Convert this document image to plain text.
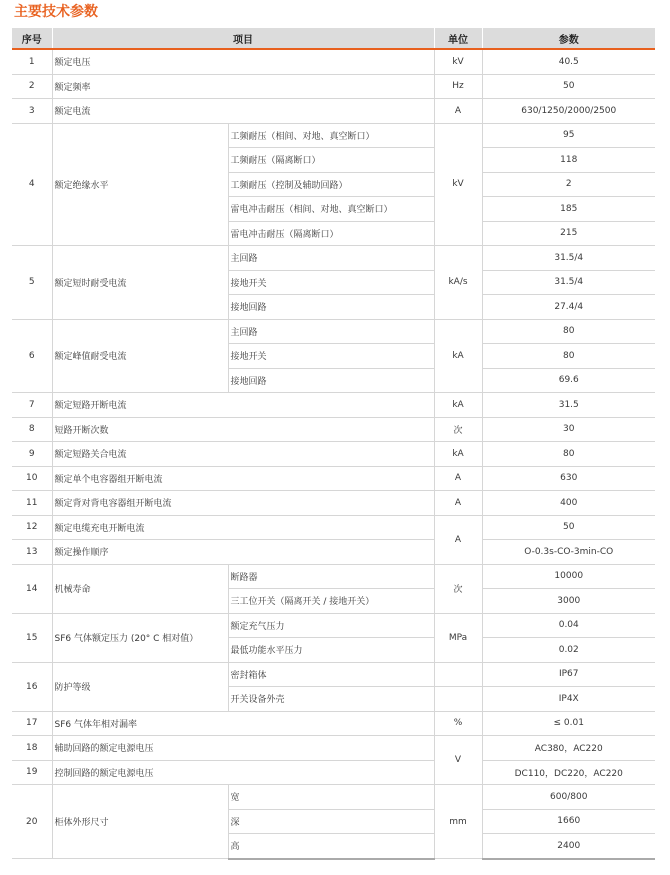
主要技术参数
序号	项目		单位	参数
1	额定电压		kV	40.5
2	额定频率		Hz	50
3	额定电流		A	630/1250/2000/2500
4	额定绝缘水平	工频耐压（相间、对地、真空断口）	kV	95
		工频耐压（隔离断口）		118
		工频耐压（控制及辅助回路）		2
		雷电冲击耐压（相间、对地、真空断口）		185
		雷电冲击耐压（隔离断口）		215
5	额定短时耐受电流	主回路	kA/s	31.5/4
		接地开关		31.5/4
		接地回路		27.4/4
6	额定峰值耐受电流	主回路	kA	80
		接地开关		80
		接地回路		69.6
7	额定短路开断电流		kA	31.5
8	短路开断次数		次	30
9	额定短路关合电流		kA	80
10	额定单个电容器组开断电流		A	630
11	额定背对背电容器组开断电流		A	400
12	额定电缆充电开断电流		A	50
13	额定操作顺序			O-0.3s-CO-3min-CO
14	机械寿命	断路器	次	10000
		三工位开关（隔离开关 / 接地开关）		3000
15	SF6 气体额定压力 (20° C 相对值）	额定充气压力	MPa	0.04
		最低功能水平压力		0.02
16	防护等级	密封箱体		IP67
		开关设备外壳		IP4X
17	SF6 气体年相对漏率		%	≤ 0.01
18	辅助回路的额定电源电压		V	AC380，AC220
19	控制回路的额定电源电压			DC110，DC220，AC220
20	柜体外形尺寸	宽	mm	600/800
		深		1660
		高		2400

• [TASK TO CARRY OUT]
All of the data needs repeating exactly, but the pictures do not.

• [CORRECT ANSWER]
Convert this document image to plain text.
主要技术参数
序号	项目		单位	参数
1	额定电压		kV	40.5
2	额定频率		Hz	50
3	额定电流		A	630/1250/2000/2500
4	额定绝缘水平	工频耐压（相间、对地、真空断口）	kV	95
		工频耐压（隔离断口）		118
		工频耐压（控制及辅助回路）		2
		雷电冲击耐压（相间、对地、真空断口）		185
		雷电冲击耐压（隔离断口）		215
5	额定短时耐受电流	主回路	kA/s	31.5/4
		接地开关		31.5/4
		接地回路		27.4/4
6	额定峰值耐受电流	主回路	kA	80
		接地开关		80
		接地回路		69.6
7	额定短路开断电流		kA	31.5
8	短路开断次数		次	30
9	额定短路关合电流		kA	80
10	额定单个电容器组开断电流		A	630
11	额定背对背电容器组开断电流		A	400
12	额定电缆充电开断电流		A	50
13	额定操作顺序			O-0.3s-CO-3min-CO
14	机械寿命	断路器	次	10000
		三工位开关（隔离开关 / 接地开关）		3000
15	SF6 气体额定压力 (20° C 相对值）	额定充气压力	MPa	0.04
		最低功能水平压力		0.02
16	防护等级	密封箱体		IP67
		开关设备外壳		IP4X
17	SF6 气体年相对漏率		%	≤ 0.01
18	辅助回路的额定电源电压		V	AC380，AC220
19	控制回路的额定电源电压			DC110，DC220，AC220
20	柜体外形尺寸	宽	mm	600/800
		深		1660
		高		2400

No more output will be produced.